* START Given records *
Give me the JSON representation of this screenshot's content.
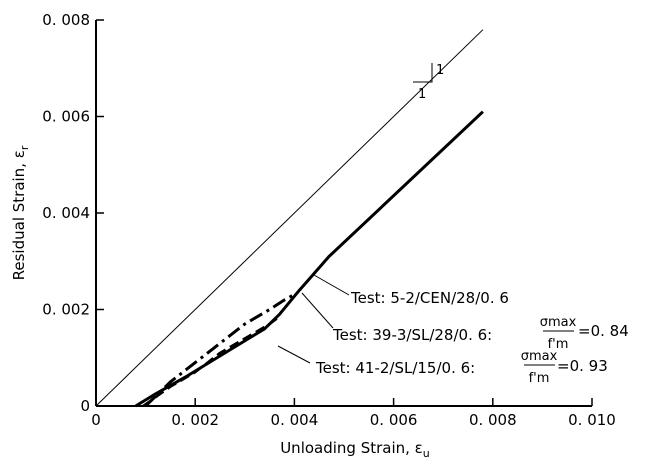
{
  "chart_data": {
    "type": "line",
    "xlabel": "Unloading Strain, ε",
    "xlabel_sub": "u",
    "ylabel": "Residual Strain, ε",
    "ylabel_sub": "r",
    "xlim": [
      0,
      0.01
    ],
    "ylim": [
      0,
      0.008
    ],
    "xticks": [
      "0",
      "0. 002",
      "0. 004",
      "0. 006",
      "0. 008",
      "0. 010"
    ],
    "yticks": [
      "0",
      "0. 002",
      "0. 004",
      "0. 006",
      "0. 008"
    ],
    "grid": false,
    "series": [
      {
        "style": "thin",
        "x": [
          0,
          0.0078
        ],
        "y": [
          0,
          0.0078
        ]
      },
      {
        "name": "Test: 5-2/CEN/28/0.6",
        "style": "thick",
        "x": [
          0.0008,
          0.0012,
          0.0018,
          0.0026,
          0.0034,
          0.0037,
          0.0041,
          0.0047,
          0.0078
        ],
        "y": [
          0,
          0.00025,
          0.0006,
          0.0011,
          0.0016,
          0.0019,
          0.0024,
          0.0031,
          0.0061
        ]
      },
      {
        "name": "Test: 39-3/SL/28/0.6",
        "style": "dashdot",
        "x": [
          0.001,
          0.0015,
          0.002,
          0.0025,
          0.003,
          0.0035,
          0.0038,
          0.00405
        ],
        "y": [
          0,
          0.0005,
          0.0009,
          0.0013,
          0.0017,
          0.002,
          0.0022,
          0.00234
        ]
      },
      {
        "name": "Test: 41-2/SL/15/0.6",
        "style": "dashed",
        "x": [
          0.00095,
          0.0015,
          0.002,
          0.0025,
          0.003,
          0.0035,
          0.0037
        ],
        "y": [
          0,
          0.0004,
          0.0007,
          0.0011,
          0.0014,
          0.0017,
          0.00185
        ]
      }
    ],
    "annotations": {
      "slope_rise": "1",
      "slope_run": "1",
      "test1": "Test: 5-2/CEN/28/0. 6",
      "test2": "Test: 39-3/SL/28/0. 6:",
      "test3": "Test: 41-2/SL/15/0. 6:",
      "frac_num": "σmax",
      "frac_den": "f'm",
      "ratio2": "=0. 84",
      "ratio3": "=0. 93"
    }
  }
}
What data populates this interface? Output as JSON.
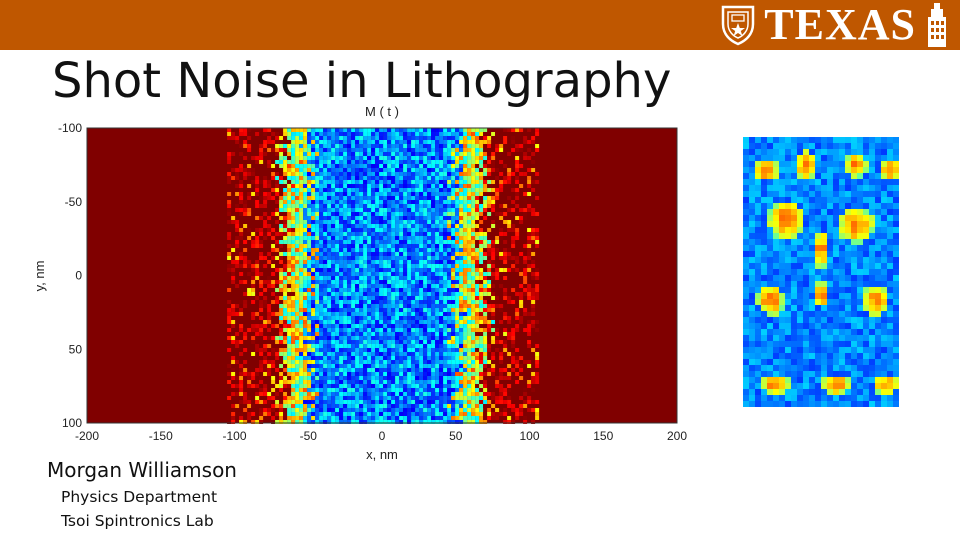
{
  "header": {
    "logo_text": "TEXAS",
    "logo_icons": [
      "ut-seal-icon",
      "ut-tower-icon"
    ],
    "bar_color": "#bf5700"
  },
  "slide": {
    "title": "Shot Noise in Lithography",
    "author": "Morgan Williamson",
    "affiliation_line1": "Physics Department",
    "affiliation_line2": "Tsoi Spintronics Lab"
  },
  "chart_data": {
    "type": "heatmap",
    "title": "M ( t )",
    "xlabel": "x, nm",
    "ylabel": "y, nm",
    "xlim": [
      -200,
      200
    ],
    "ylim": [
      -100,
      100
    ],
    "y_inverted": true,
    "x_ticks": [
      -200,
      -150,
      -100,
      -50,
      0,
      50,
      100,
      150,
      200
    ],
    "y_ticks": [
      -100,
      -50,
      0,
      50,
      100
    ],
    "colormap": "jet",
    "description_of_field": "exposed stripe from about x=-70 to x=70 nm, low values (blue) in center, high values (dark red) outside",
    "colors": {
      "low": "#0a2ad0",
      "high": "#8b0000"
    }
  }
}
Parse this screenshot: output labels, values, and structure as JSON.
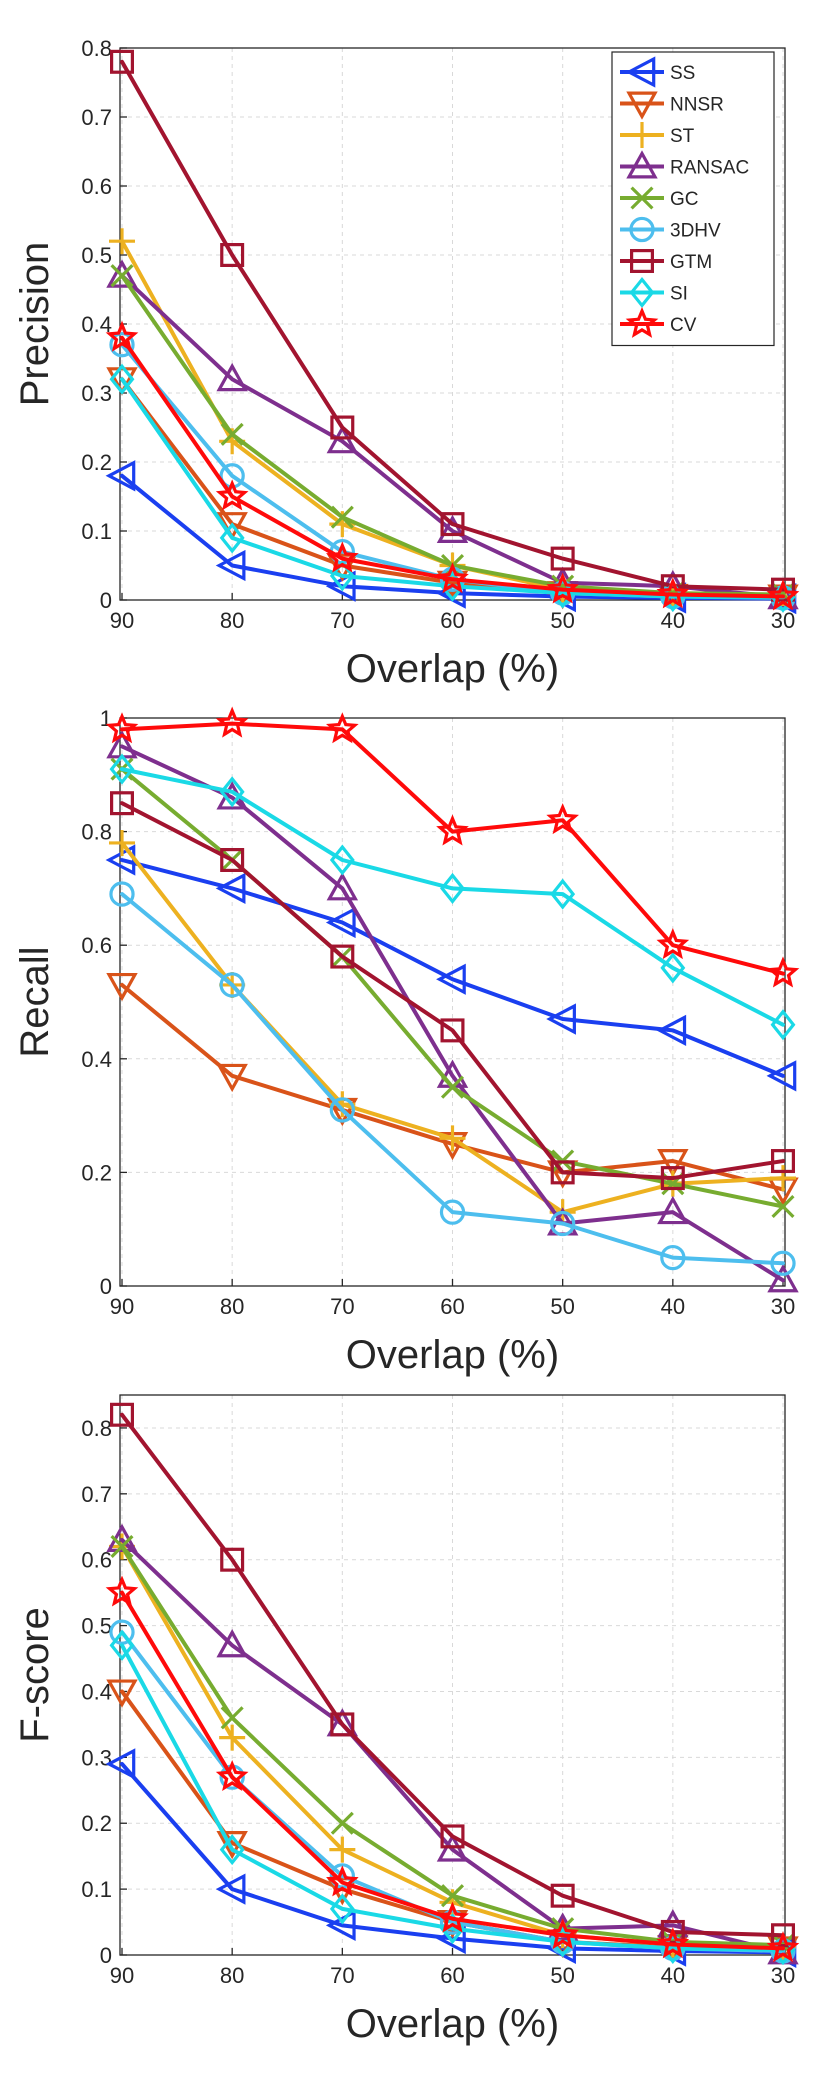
{
  "chart_data": [
    {
      "type": "line",
      "ylabel": "Precision",
      "xlabel": "Overlap (%)",
      "x": [
        90,
        80,
        70,
        60,
        50,
        40,
        30
      ],
      "xticks": [
        "90",
        "80",
        "70",
        "60",
        "50",
        "40",
        "30"
      ],
      "ylim": [
        0,
        0.8
      ],
      "yticks": [
        "0",
        "0.1",
        "0.2",
        "0.3",
        "0.4",
        "0.5",
        "0.6",
        "0.7",
        "0.8"
      ],
      "grid": true,
      "legend": "top-right",
      "series": [
        {
          "name": "SS",
          "color": "#1a3ff0",
          "marker": "triangle-left",
          "values": [
            0.18,
            0.05,
            0.02,
            0.01,
            0.005,
            0.003,
            0.002
          ]
        },
        {
          "name": "NNSR",
          "color": "#d95319",
          "marker": "triangle-down",
          "values": [
            0.32,
            0.11,
            0.05,
            0.025,
            0.01,
            0.006,
            0.005
          ]
        },
        {
          "name": "ST",
          "color": "#edb120",
          "marker": "plus",
          "values": [
            0.52,
            0.23,
            0.11,
            0.05,
            0.015,
            0.008,
            0.006
          ]
        },
        {
          "name": "RANSAC",
          "color": "#7e2f8e",
          "marker": "triangle-up",
          "values": [
            0.47,
            0.32,
            0.23,
            0.1,
            0.025,
            0.02,
            0.004
          ]
        },
        {
          "name": "GC",
          "color": "#77ac30",
          "marker": "x",
          "values": [
            0.47,
            0.24,
            0.12,
            0.05,
            0.02,
            0.01,
            0.008
          ]
        },
        {
          "name": "3DHV",
          "color": "#4dbeee",
          "marker": "circle",
          "values": [
            0.37,
            0.18,
            0.07,
            0.03,
            0.01,
            0.005,
            0.003
          ]
        },
        {
          "name": "GTM",
          "color": "#a2142f",
          "marker": "square",
          "values": [
            0.78,
            0.5,
            0.25,
            0.11,
            0.06,
            0.02,
            0.015
          ]
        },
        {
          "name": "SI",
          "color": "#1ad9e6",
          "marker": "diamond",
          "values": [
            0.32,
            0.09,
            0.035,
            0.02,
            0.01,
            0.005,
            0.004
          ]
        },
        {
          "name": "CV",
          "color": "#ff0a0a",
          "marker": "star",
          "values": [
            0.38,
            0.15,
            0.06,
            0.03,
            0.015,
            0.008,
            0.005
          ]
        }
      ]
    },
    {
      "type": "line",
      "ylabel": "Recall",
      "xlabel": "Overlap (%)",
      "x": [
        90,
        80,
        70,
        60,
        50,
        40,
        30
      ],
      "xticks": [
        "90",
        "80",
        "70",
        "60",
        "50",
        "40",
        "30"
      ],
      "ylim": [
        0,
        1
      ],
      "yticks": [
        "0",
        "0.2",
        "0.4",
        "0.6",
        "0.8",
        "1"
      ],
      "grid": true,
      "legend": "",
      "series": [
        {
          "name": "SS",
          "color": "#1a3ff0",
          "marker": "triangle-left",
          "values": [
            0.75,
            0.7,
            0.64,
            0.54,
            0.47,
            0.45,
            0.37
          ]
        },
        {
          "name": "NNSR",
          "color": "#d95319",
          "marker": "triangle-down",
          "values": [
            0.53,
            0.37,
            0.31,
            0.25,
            0.2,
            0.22,
            0.17
          ]
        },
        {
          "name": "ST",
          "color": "#edb120",
          "marker": "plus",
          "values": [
            0.78,
            0.53,
            0.32,
            0.26,
            0.13,
            0.18,
            0.19
          ]
        },
        {
          "name": "RANSAC",
          "color": "#7e2f8e",
          "marker": "triangle-up",
          "values": [
            0.95,
            0.86,
            0.7,
            0.37,
            0.11,
            0.13,
            0.01
          ]
        },
        {
          "name": "GC",
          "color": "#77ac30",
          "marker": "x",
          "values": [
            0.91,
            0.75,
            0.58,
            0.35,
            0.22,
            0.18,
            0.14
          ]
        },
        {
          "name": "3DHV",
          "color": "#4dbeee",
          "marker": "circle",
          "values": [
            0.69,
            0.53,
            0.31,
            0.13,
            0.11,
            0.05,
            0.04
          ]
        },
        {
          "name": "GTM",
          "color": "#a2142f",
          "marker": "square",
          "values": [
            0.85,
            0.75,
            0.58,
            0.45,
            0.2,
            0.19,
            0.22
          ]
        },
        {
          "name": "SI",
          "color": "#1ad9e6",
          "marker": "diamond",
          "values": [
            0.91,
            0.87,
            0.75,
            0.7,
            0.69,
            0.56,
            0.46
          ]
        },
        {
          "name": "CV",
          "color": "#ff0a0a",
          "marker": "star",
          "values": [
            0.98,
            0.99,
            0.98,
            0.8,
            0.82,
            0.6,
            0.55
          ]
        }
      ]
    },
    {
      "type": "line",
      "ylabel": "F-score",
      "xlabel": "Overlap (%)",
      "x": [
        90,
        80,
        70,
        60,
        50,
        40,
        30
      ],
      "xticks": [
        "90",
        "80",
        "70",
        "60",
        "50",
        "40",
        "30"
      ],
      "ylim": [
        0,
        0.85
      ],
      "yticks": [
        "0",
        "0.1",
        "0.2",
        "0.3",
        "0.4",
        "0.5",
        "0.6",
        "0.7",
        "0.8"
      ],
      "grid": true,
      "legend": "",
      "series": [
        {
          "name": "SS",
          "color": "#1a3ff0",
          "marker": "triangle-left",
          "values": [
            0.29,
            0.1,
            0.045,
            0.025,
            0.01,
            0.006,
            0.004
          ]
        },
        {
          "name": "NNSR",
          "color": "#d95319",
          "marker": "triangle-down",
          "values": [
            0.4,
            0.17,
            0.1,
            0.05,
            0.02,
            0.012,
            0.01
          ]
        },
        {
          "name": "ST",
          "color": "#edb120",
          "marker": "plus",
          "values": [
            0.62,
            0.33,
            0.16,
            0.08,
            0.03,
            0.016,
            0.012
          ]
        },
        {
          "name": "RANSAC",
          "color": "#7e2f8e",
          "marker": "triangle-up",
          "values": [
            0.63,
            0.47,
            0.35,
            0.16,
            0.04,
            0.045,
            0.004
          ]
        },
        {
          "name": "GC",
          "color": "#77ac30",
          "marker": "x",
          "values": [
            0.62,
            0.36,
            0.2,
            0.09,
            0.04,
            0.02,
            0.015
          ]
        },
        {
          "name": "3DHV",
          "color": "#4dbeee",
          "marker": "circle",
          "values": [
            0.49,
            0.27,
            0.12,
            0.05,
            0.02,
            0.01,
            0.006
          ]
        },
        {
          "name": "GTM",
          "color": "#a2142f",
          "marker": "square",
          "values": [
            0.82,
            0.6,
            0.35,
            0.18,
            0.09,
            0.035,
            0.03
          ]
        },
        {
          "name": "SI",
          "color": "#1ad9e6",
          "marker": "diamond",
          "values": [
            0.47,
            0.16,
            0.07,
            0.04,
            0.02,
            0.01,
            0.008
          ]
        },
        {
          "name": "CV",
          "color": "#ff0a0a",
          "marker": "star",
          "values": [
            0.55,
            0.27,
            0.11,
            0.055,
            0.03,
            0.016,
            0.01
          ]
        }
      ]
    }
  ]
}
* END Given records *
## Written task
Above are the records; copy every line in them that holds the word "Test".

## Completed task
        "name": "Test: 5-2/CEN/28/0.6",
        "name": "Test: 39-3/SL/28/0.6",
        "name": "Test: 41-2/SL/15/0.6",
      "test1": "Test: 5-2/CEN/28/0. 6",
      "test2": "Test: 39-3/SL/28/0. 6:",
      "test3": "Test: 41-2/SL/15/0. 6:",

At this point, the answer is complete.